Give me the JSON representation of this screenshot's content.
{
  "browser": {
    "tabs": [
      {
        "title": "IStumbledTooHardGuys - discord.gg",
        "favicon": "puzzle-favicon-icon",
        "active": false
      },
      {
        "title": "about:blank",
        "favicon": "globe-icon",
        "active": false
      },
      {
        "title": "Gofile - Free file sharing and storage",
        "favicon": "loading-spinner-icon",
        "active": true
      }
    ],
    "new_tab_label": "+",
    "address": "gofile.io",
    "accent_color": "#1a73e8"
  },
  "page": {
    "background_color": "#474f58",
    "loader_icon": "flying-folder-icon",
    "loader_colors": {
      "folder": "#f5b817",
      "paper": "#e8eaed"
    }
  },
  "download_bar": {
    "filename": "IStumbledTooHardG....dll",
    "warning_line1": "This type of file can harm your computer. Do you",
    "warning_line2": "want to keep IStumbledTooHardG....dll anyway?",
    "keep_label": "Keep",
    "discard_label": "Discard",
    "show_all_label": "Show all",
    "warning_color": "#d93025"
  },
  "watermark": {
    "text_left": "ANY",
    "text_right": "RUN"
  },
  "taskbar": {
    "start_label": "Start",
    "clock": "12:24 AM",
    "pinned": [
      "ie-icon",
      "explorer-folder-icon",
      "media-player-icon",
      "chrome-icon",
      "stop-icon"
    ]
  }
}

━━━━━━━━

▶ _What to produce_: Every line above that contains the word "favicon" should be reported.

▶ _Result of the exercise_:
        "favicon": "puzzle-favicon-icon",
        "favicon": "globe-icon",
        "favicon": "loading-spinner-icon",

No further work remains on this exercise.